▶ **Work instructions**:
Check each line of the data below for the word "type", then extract the ones that have it.

▶ **Available data**:

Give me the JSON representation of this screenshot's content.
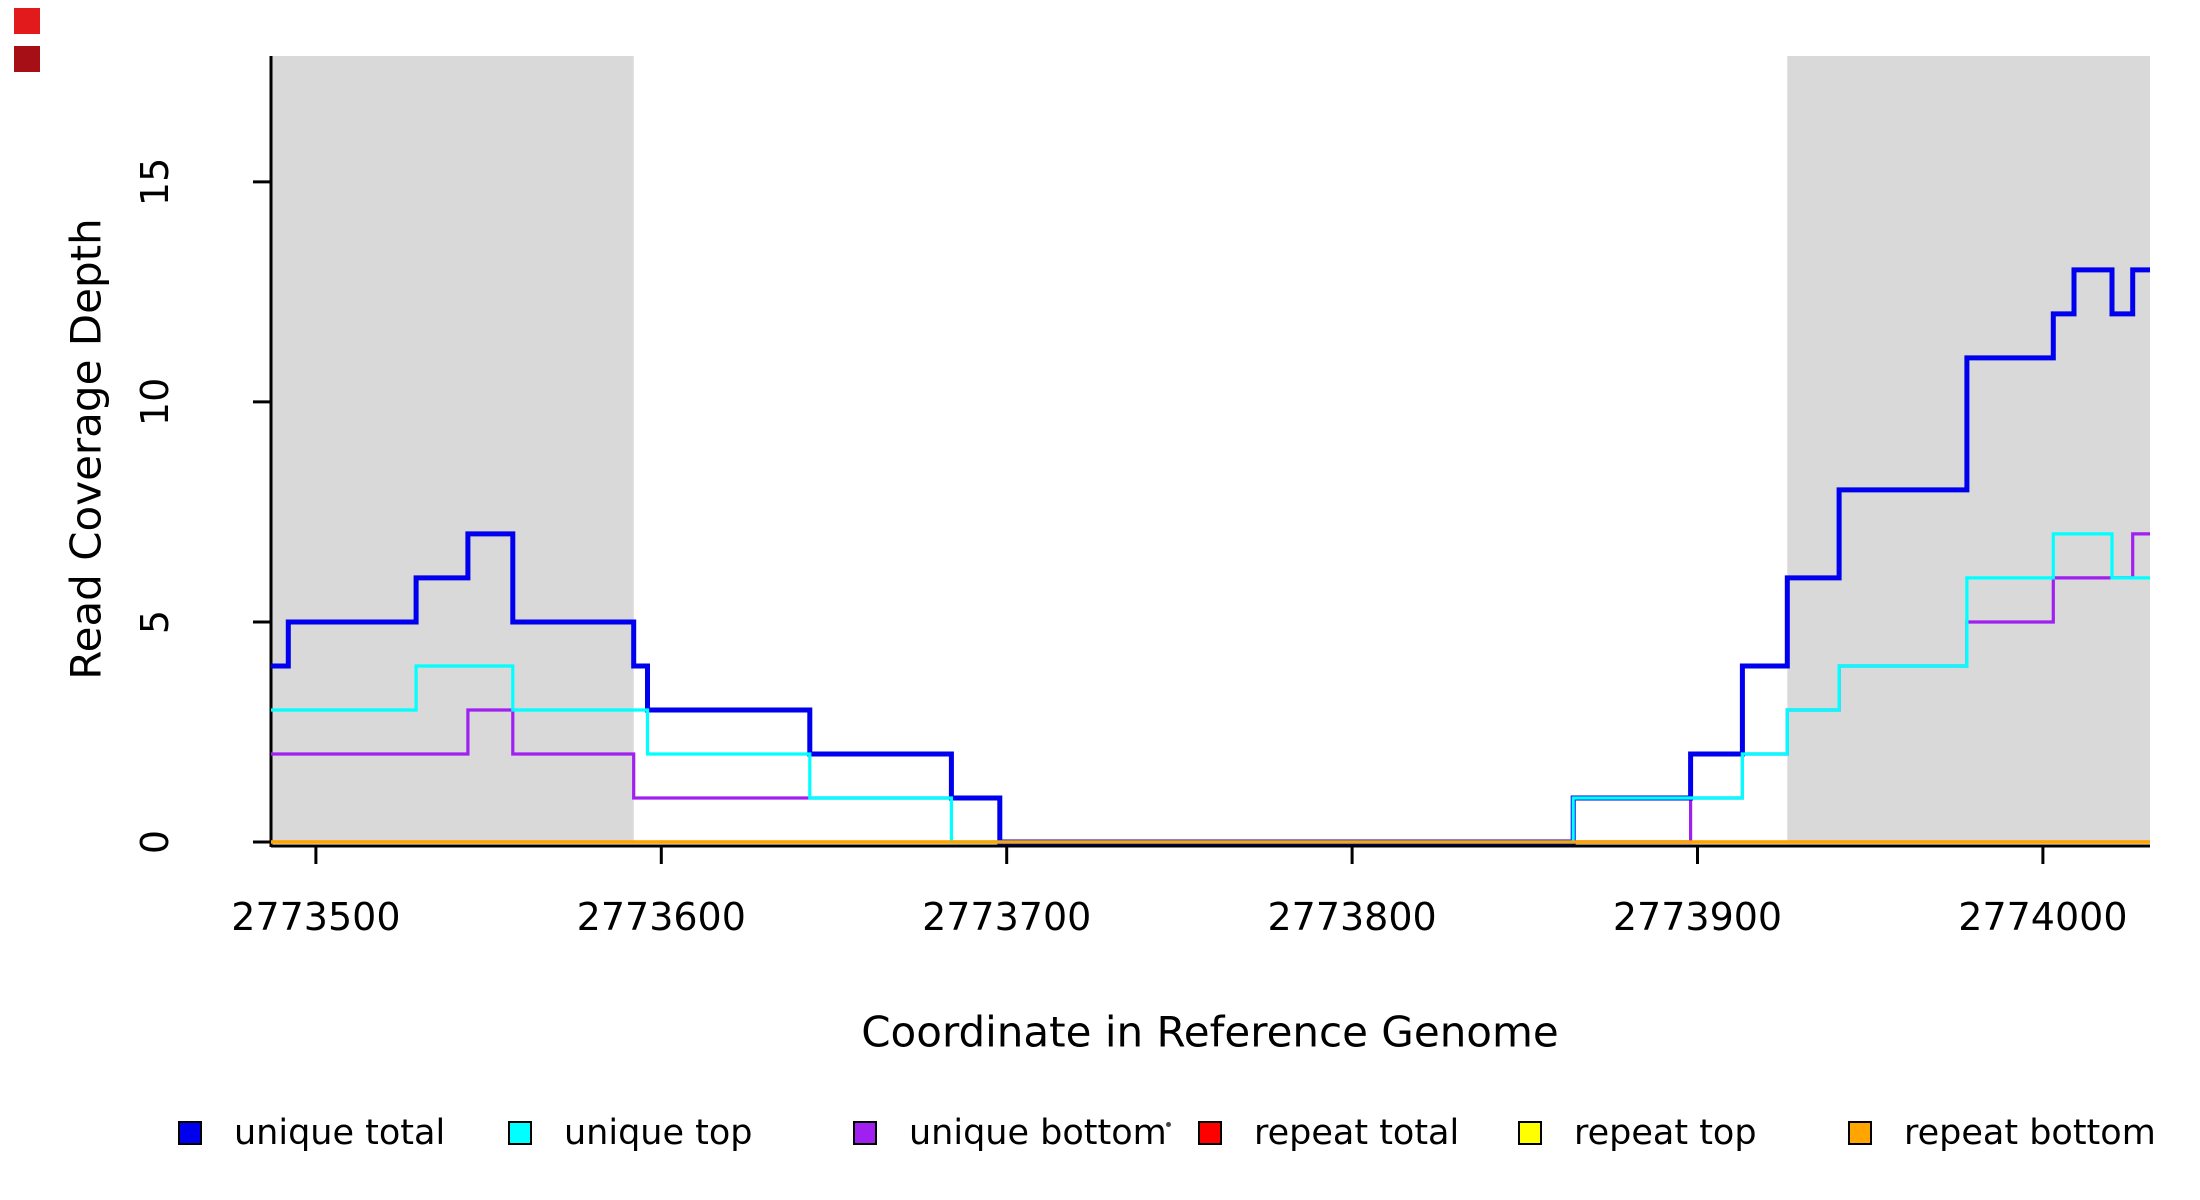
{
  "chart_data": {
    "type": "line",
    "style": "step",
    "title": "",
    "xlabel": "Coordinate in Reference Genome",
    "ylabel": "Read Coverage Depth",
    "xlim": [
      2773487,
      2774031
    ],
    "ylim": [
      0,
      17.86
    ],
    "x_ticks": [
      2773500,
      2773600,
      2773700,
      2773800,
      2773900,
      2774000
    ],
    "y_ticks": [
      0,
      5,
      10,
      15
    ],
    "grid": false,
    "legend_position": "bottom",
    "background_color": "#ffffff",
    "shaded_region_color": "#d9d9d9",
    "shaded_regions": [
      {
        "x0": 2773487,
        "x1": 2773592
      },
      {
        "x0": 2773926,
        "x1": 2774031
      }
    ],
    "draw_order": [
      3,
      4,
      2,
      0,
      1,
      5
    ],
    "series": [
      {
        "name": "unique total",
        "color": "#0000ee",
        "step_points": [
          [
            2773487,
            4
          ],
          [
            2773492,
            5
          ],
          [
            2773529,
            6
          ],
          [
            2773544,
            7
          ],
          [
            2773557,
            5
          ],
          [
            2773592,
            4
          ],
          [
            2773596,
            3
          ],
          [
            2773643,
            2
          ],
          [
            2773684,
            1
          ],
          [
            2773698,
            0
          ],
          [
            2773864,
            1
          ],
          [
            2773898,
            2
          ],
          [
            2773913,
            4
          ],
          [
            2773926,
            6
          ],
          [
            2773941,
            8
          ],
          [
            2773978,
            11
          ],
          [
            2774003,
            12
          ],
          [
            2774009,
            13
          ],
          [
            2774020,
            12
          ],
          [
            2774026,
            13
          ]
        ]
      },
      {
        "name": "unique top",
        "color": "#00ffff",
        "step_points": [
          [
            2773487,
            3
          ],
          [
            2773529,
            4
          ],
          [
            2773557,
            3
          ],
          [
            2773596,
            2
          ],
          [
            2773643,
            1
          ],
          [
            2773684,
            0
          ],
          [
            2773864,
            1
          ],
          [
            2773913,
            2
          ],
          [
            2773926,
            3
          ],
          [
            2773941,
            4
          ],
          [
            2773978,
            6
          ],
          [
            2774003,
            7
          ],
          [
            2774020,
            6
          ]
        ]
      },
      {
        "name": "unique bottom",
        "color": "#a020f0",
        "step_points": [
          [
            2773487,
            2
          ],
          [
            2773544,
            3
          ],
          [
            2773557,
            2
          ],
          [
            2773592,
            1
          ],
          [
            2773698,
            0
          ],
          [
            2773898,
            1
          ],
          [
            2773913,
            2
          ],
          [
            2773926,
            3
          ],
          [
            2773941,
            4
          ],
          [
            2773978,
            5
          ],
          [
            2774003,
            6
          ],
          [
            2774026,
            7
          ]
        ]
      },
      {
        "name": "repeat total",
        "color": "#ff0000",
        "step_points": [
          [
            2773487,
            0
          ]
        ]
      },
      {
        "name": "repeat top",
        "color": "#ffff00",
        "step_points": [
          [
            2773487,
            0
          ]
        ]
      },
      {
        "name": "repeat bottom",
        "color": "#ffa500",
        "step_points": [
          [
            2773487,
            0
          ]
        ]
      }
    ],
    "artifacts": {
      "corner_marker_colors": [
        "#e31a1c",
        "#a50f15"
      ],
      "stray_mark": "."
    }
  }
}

==

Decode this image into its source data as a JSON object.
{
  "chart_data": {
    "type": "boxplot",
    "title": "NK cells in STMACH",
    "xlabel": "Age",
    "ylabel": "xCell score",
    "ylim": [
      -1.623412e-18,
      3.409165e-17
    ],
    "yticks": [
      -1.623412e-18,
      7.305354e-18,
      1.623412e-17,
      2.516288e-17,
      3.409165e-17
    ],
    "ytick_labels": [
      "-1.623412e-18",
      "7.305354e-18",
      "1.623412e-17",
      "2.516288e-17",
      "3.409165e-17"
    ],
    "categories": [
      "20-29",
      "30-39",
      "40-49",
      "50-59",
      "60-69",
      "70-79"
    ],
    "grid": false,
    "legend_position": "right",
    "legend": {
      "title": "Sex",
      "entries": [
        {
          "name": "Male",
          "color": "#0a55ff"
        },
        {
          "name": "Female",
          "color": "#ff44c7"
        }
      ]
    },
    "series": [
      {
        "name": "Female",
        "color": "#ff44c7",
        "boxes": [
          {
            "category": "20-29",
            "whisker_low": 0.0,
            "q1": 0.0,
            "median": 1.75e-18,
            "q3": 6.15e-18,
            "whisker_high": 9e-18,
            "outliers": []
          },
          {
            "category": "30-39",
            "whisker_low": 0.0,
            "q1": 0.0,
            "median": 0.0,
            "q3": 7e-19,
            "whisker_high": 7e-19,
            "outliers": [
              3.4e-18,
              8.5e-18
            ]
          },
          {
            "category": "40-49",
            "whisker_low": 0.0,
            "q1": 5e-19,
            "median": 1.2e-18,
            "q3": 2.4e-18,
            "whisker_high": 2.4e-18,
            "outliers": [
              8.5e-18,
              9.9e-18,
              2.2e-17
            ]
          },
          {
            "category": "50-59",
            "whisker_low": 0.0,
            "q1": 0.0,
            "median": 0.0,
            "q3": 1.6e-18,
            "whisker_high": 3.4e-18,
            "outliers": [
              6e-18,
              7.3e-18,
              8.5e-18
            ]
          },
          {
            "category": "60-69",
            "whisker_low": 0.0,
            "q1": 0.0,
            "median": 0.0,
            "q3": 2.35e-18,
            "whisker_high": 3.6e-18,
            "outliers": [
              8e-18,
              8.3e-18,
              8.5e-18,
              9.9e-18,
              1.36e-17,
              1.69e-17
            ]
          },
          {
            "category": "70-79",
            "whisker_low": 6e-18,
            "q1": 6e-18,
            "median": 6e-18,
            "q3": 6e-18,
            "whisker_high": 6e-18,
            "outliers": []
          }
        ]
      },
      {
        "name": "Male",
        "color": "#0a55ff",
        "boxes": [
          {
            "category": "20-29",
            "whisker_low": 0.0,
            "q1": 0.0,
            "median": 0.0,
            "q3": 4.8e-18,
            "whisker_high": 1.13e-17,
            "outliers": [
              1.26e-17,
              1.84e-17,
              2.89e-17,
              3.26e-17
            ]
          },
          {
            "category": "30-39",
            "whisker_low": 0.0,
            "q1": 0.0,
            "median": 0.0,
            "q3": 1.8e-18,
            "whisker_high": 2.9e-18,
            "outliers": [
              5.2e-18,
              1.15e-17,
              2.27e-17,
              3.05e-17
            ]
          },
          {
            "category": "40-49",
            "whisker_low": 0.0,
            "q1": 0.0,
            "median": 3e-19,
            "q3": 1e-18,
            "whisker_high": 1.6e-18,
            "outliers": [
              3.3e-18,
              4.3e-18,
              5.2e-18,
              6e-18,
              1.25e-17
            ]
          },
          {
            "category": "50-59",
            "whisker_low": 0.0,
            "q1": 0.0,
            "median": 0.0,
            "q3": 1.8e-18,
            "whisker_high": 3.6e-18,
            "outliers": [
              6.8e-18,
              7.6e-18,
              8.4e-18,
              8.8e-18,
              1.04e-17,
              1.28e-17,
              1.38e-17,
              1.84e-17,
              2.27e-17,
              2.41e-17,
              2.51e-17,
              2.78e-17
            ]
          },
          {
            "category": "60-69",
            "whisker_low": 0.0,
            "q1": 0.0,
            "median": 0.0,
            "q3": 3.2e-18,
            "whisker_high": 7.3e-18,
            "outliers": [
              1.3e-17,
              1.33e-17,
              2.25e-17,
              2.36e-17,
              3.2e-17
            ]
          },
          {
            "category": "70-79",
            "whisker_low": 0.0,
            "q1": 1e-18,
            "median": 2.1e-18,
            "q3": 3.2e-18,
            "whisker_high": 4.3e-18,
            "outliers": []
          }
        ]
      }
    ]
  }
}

==

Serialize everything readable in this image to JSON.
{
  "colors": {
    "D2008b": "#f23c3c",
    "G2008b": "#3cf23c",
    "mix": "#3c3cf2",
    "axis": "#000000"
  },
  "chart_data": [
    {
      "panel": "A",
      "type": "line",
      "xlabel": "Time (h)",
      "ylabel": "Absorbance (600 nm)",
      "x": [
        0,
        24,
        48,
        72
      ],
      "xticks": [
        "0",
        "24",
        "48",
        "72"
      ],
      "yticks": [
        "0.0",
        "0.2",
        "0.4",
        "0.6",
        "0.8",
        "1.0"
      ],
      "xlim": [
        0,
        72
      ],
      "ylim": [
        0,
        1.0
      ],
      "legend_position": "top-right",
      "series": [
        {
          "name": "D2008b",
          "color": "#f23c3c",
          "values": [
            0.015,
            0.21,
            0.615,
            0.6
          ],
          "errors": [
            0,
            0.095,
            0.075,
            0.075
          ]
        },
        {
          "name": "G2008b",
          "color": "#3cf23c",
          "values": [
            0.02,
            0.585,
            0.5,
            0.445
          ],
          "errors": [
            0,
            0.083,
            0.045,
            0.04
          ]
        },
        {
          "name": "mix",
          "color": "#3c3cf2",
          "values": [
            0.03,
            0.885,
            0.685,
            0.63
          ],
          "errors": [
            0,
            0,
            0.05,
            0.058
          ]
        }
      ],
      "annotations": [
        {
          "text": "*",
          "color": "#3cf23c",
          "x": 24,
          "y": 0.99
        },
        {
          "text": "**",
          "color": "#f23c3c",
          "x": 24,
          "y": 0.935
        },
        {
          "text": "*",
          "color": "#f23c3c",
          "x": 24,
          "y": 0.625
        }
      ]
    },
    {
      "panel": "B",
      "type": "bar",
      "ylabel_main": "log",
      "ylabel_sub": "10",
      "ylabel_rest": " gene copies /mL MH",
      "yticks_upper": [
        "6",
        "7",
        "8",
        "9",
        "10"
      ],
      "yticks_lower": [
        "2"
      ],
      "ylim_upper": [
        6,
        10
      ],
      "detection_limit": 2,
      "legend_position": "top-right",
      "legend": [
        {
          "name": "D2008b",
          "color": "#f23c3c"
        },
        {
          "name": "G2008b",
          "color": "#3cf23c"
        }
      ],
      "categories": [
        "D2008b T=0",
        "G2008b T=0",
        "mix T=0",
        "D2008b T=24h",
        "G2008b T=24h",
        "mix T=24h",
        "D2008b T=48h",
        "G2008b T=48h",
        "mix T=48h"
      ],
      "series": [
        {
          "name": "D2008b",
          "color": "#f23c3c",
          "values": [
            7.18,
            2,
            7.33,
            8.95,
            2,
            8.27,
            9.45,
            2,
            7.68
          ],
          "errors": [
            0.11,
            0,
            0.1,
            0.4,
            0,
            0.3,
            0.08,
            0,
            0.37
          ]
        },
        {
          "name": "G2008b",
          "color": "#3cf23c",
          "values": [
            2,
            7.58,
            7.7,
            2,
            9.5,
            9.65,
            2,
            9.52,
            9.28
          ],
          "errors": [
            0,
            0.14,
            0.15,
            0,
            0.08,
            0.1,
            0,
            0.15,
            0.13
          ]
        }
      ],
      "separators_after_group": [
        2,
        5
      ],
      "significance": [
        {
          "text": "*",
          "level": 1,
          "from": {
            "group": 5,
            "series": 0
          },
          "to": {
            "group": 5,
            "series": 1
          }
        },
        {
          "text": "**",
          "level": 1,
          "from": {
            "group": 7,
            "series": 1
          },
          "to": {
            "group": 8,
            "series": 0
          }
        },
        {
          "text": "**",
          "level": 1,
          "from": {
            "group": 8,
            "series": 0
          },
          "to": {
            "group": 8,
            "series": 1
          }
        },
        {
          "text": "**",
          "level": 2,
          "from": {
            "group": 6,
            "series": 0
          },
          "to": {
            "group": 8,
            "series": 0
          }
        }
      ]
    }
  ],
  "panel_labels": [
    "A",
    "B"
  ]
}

▶ **Response for this exercise**:
    "type": "line",
    "type": "boxplot",
      "type": "line",
      "type": "bar",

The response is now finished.